## EXERCISE DESCRIPTION
Return the entries verbatim and drop every picture.

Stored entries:
** begin **
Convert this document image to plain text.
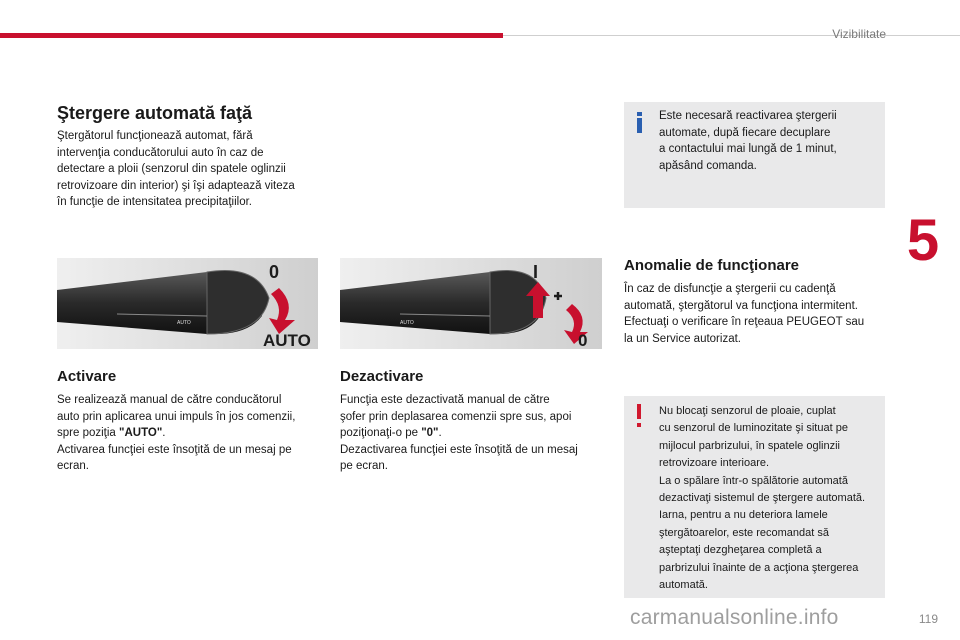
Vizibilitate
5
Ştergere automată faţă
Ştergătorul funcţionează automat, fără
intervenţia conducătorului auto în caz de
detectare a ploii (senzorul din spatele oglinzii
retrovizoare din interior) şi îşi adaptează viteza
în funcţie de intensitatea precipitaţiilor.
Este necesară reactivarea ştergerii
automate, după fiecare decuplare
a contactului mai lungă de 1 minut,
apăsând comanda.
AUTO
0
AUTO
AUTO
I
0
Activare
Se realizează manual de către conducătorul
auto prin aplicarea unui impuls în jos comenzii,
spre poziţia "AUTO".
Activarea funcţiei este însoţită de un mesaj pe
ecran.
Dezactivare
Funcţia este dezactivată manual de către
şofer prin deplasarea comenzii spre sus, apoi
poziţionaţi-o pe "0".
Dezactivarea funcţiei este însoţită de un mesaj
pe ecran.
Anomalie de funcţionare
În caz de disfuncţie a ştergerii cu cadenţă
automată, ştergătorul va funcţiona intermitent.
Efectuaţi o verificare în reţeaua PEUGEOT sau
la un Service autorizat.
Nu blocaţi senzorul de ploaie, cuplat
cu senzorul de luminozitate şi situat pe
mijlocul parbrizului, în spatele oglinzii
retrovizoare interioare.
La o spălare într-o spălătorie automată
dezactivaţi sistemul de ştergere automată.
Iarna, pentru a nu deteriora lamele
ştergătoarelor, este recomandat să
aşteptaţi dezgheţarea completă a
parbrizului înainte de a acţiona ştergerea
automată.
carmanualsonline.info	119
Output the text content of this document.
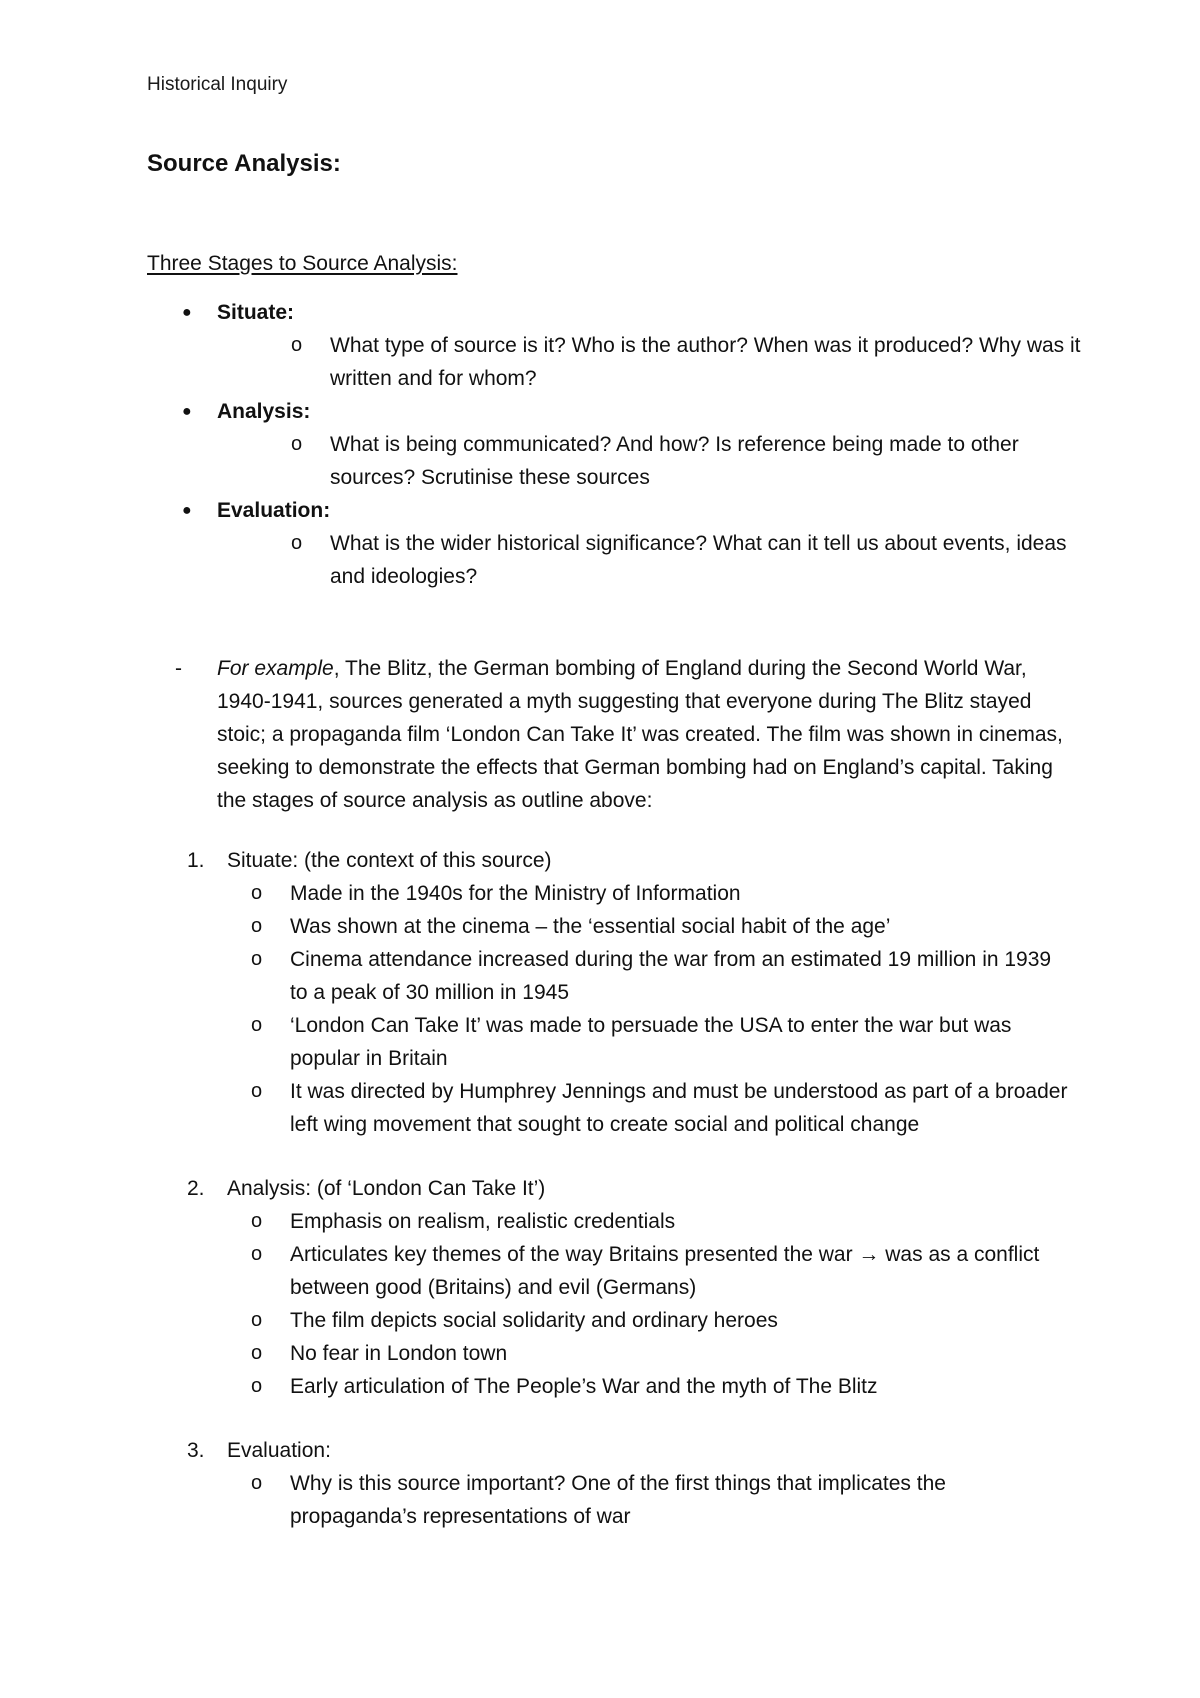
Historical Inquiry
Source Analysis:
Three Stages to Source Analysis:
●	Situate:
o	What type of source is it? Who is the author? When was it produced? Why was it written and for whom?
●	Analysis:
o	What is being communicated? And how? Is reference being made to other sources? Scrutinise these sources
●	Evaluation:
o	What is the wider historical significance? What can it tell us about events, ideas and ideologies?
-	For example, The Blitz, the German bombing of England during the Second World War, 1940-1941, sources generated a myth suggesting that everyone during The Blitz stayed stoic; a propaganda film ‘London Can Take It’ was created. The film was shown in cinemas, seeking to demonstrate the effects that German bombing had on England’s capital. Taking the stages of source analysis as outline above:
1.	Situate: (the context of this source)
o	Made in the 1940s for the Ministry of Information
o	Was shown at the cinema – the ‘essential social habit of the age’
o	Cinema attendance increased during the war from an estimated 19 million in 1939 to a peak of 30 million in 1945
o	‘London Can Take It’ was made to persuade the USA to enter the war but was popular in Britain
o	It was directed by Humphrey Jennings and must be understood as part of a broader left wing movement that sought to create social and political change
2.	Analysis: (of ‘London Can Take It’)
o	Emphasis on realism, realistic credentials
o	Articulates key themes of the way Britains presented the war → was as a conflict between good (Britains) and evil (Germans)
o	The film depicts social solidarity and ordinary heroes
o	No fear in London town
o	Early articulation of The People’s War and the myth of The Blitz
3.	Evaluation:
o	Why is this source important? One of the first things that implicates the propaganda’s representations of war
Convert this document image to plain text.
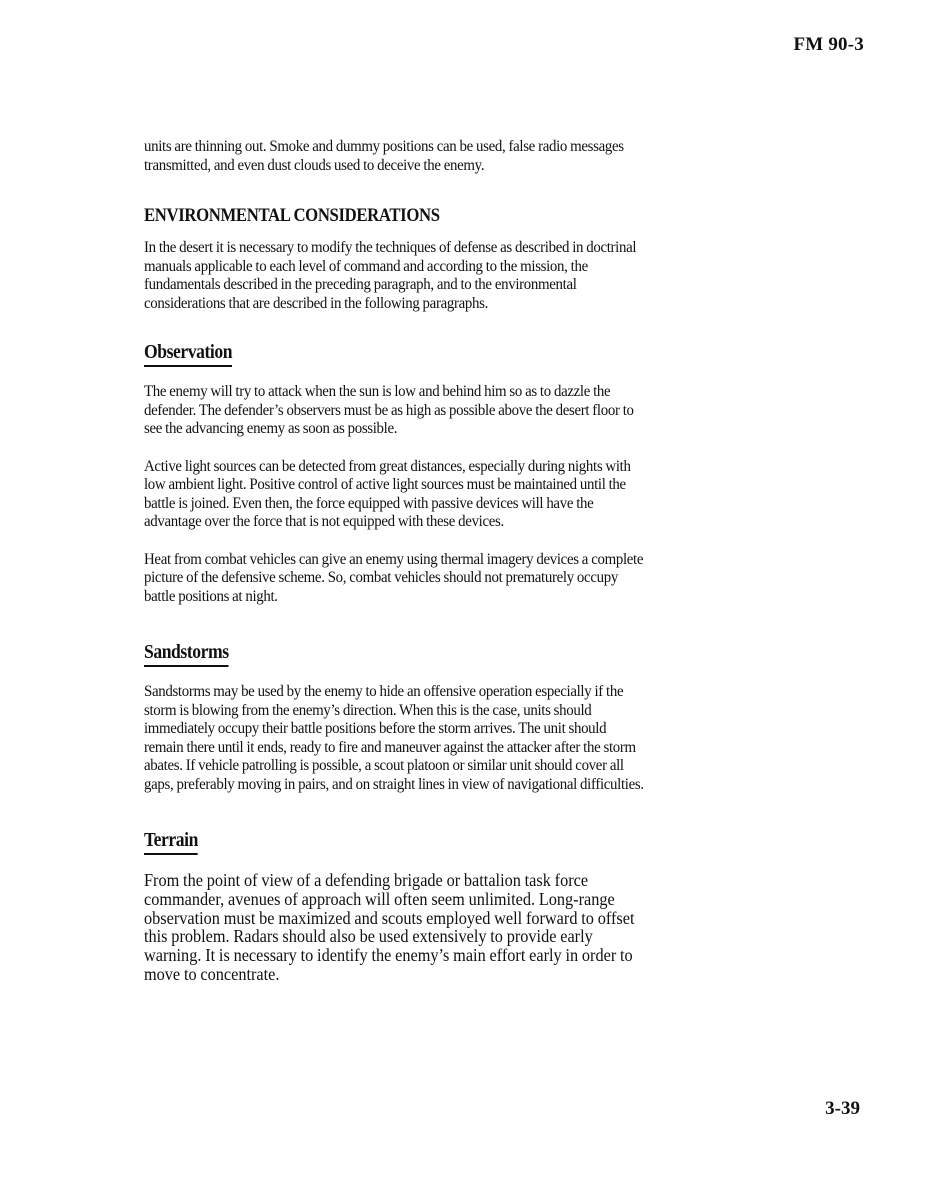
FM 90-3

units are thinning out. Smoke and dummy positions can be used, false radio messages transmitted, and even dust clouds used to deceive the enemy.

ENVIRONMENTAL CONSIDERATIONS

In the desert it is necessary to modify the techniques of defense as described in doctrinal manuals applicable to each level of command and according to the mission, the fundamentals described in the preceding paragraph, and to the environmental considerations that are described in the following paragraphs.

Observation

The enemy will try to attack when the sun is low and behind him so as to dazzle the defender. The defender’s observers must be as high as possible above the desert floor to see the advancing enemy as soon as possible.

Active light sources can be detected from great distances, especially during nights with low ambient light. Positive control of active light sources must be maintained until the battle is joined. Even then, the force equipped with passive devices will have the advantage over the force that is not equipped with these devices.

Heat from combat vehicles can give an enemy using thermal imagery devices a complete picture of the defensive scheme. So, combat vehicles should not prematurely occupy battle positions at night.

Sandstorms

Sandstorms may be used by the enemy to hide an offensive operation especially if the storm is blowing from the enemy’s direction. When this is the case, units should immediately occupy their battle positions before the storm arrives. The unit should remain there until it ends, ready to fire and maneuver against the attacker after the storm abates. If vehicle patrolling is possible, a scout platoon or similar unit should cover all gaps, preferably moving in pairs, and on straight lines in view of navigational difficulties.

Terrain

From the point of view of a defending brigade or battalion task force commander, avenues of approach will often seem unlimited. Long-range observation must be maximized and scouts employed well forward to offset this problem. Radars should also be used extensively to provide early warning. It is necessary to identify the enemy’s main effort early in order to move to concentrate.

3-39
** end **
## TASK ANSWER
Convert this document image to plain text.
Vizibilitate
5
Ştergere automată faţă
Ştergătorul funcţionează automat, fără
intervenţia conducătorului auto în caz de
detectare a ploii (senzorul din spatele oglinzii
retrovizoare din interior) şi îşi adaptează viteza
în funcţie de intensitatea precipitaţiilor.
Este necesară reactivarea ştergerii
automate, după fiecare decuplare
a contactului mai lungă de 1 minut,
apăsând comanda.
AUTO
0
AUTO
AUTO
I
0
Activare
Se realizează manual de către conducătorul
auto prin aplicarea unui impuls în jos comenzii,
spre poziţia "AUTO".
Activarea funcţiei este însoţită de un mesaj pe
ecran.
Dezactivare
Funcţia este dezactivată manual de către
şofer prin deplasarea comenzii spre sus, apoi
poziţionaţi-o pe "0".
Dezactivarea funcţiei este însoţită de un mesaj
pe ecran.
Anomalie de funcţionare
În caz de disfuncţie a ştergerii cu cadenţă
automată, ştergătorul va funcţiona intermitent.
Efectuaţi o verificare în reţeaua PEUGEOT sau
la un Service autorizat.
Nu blocaţi senzorul de ploaie, cuplat
cu senzorul de luminozitate şi situat pe
mijlocul parbrizului, în spatele oglinzii
retrovizoare interioare.
La o spălare într-o spălătorie automată
dezactivaţi sistemul de ştergere automată.
Iarna, pentru a nu deteriora lamele
ştergătoarelor, este recomandat să
aşteptaţi dezgheţarea completă a
parbrizului înainte de a acţiona ştergerea
automată.
carmanualsonline.info	119
Output the text content of this document.
Historical Inquiry
Source Analysis:
Three Stages to Source Analysis:
●	Situate:
o	What type of source is it? Who is the author? When was it produced? Why was it written and for whom?
●	Analysis:
o	What is being communicated? And how? Is reference being made to other sources? Scrutinise these sources
●	Evaluation:
o	What is the wider historical significance? What can it tell us about events, ideas and ideologies?
-	For example, The Blitz, the German bombing of England during the Second World War, 1940-1941, sources generated a myth suggesting that everyone during The Blitz stayed stoic; a propaganda film ‘London Can Take It’ was created. The film was shown in cinemas, seeking to demonstrate the effects that German bombing had on England’s capital. Taking the stages of source analysis as outline above:
1.	Situate: (the context of this source)
o	Made in the 1940s for the Ministry of Information
o	Was shown at the cinema – the ‘essential social habit of the age’
o	Cinema attendance increased during the war from an estimated 19 million in 1939 to a peak of 30 million in 1945
o	‘London Can Take It’ was made to persuade the USA to enter the war but was popular in Britain
o	It was directed by Humphrey Jennings and must be understood as part of a broader left wing movement that sought to create social and political change
2.	Analysis: (of ‘London Can Take It’)
o	Emphasis on realism, realistic credentials
o	Articulates key themes of the way Britains presented the war → was as a conflict between good (Britains) and evil (Germans)
o	The film depicts social solidarity and ordinary heroes
o	No fear in London town
o	Early articulation of The People’s War and the myth of The Blitz
3.	Evaluation:
o	Why is this source important? One of the first things that implicates the propaganda’s representations of war
Convert this document image to plain text.
FM 90-3

units are thinning out. Smoke and dummy positions can be used, false radio messages transmitted, and even dust clouds used to deceive the enemy.

ENVIRONMENTAL CONSIDERATIONS

In the desert it is necessary to modify the techniques of defense as described in doctrinal manuals applicable to each level of command and according to the mission, the fundamentals described in the preceding paragraph, and to the environmental considerations that are described in the following paragraphs.

Observation

The enemy will try to attack when the sun is low and behind him so as to dazzle the defender. The defender’s observers must be as high as possible above the desert floor to see the advancing enemy as soon as possible.

Active light sources can be detected from great distances, especially during nights with low ambient light. Positive control of active light sources must be maintained until the battle is joined. Even then, the force equipped with passive devices will have the advantage over the force that is not equipped with these devices.

Heat from combat vehicles can give an enemy using thermal imagery devices a complete picture of the defensive scheme. So, combat vehicles should not prematurely occupy battle positions at night.

Sandstorms

Sandstorms may be used by the enemy to hide an offensive operation especially if the storm is blowing from the enemy’s direction. When this is the case, units should immediately occupy their battle positions before the storm arrives. The unit should remain there until it ends, ready to fire and maneuver against the attacker after the storm abates. If vehicle patrolling is possible, a scout platoon or similar unit should cover all gaps, preferably moving in pairs, and on straight lines in view of navigational difficulties.

Terrain

From the point of view of a defending brigade or battalion task force commander, avenues of approach will often seem unlimited. Long-range observation must be maximized and scouts employed well forward to offset this problem. Radars should also be used extensively to provide early warning. It is necessary to identify the enemy’s main effort early in order to move to concentrate.

3-39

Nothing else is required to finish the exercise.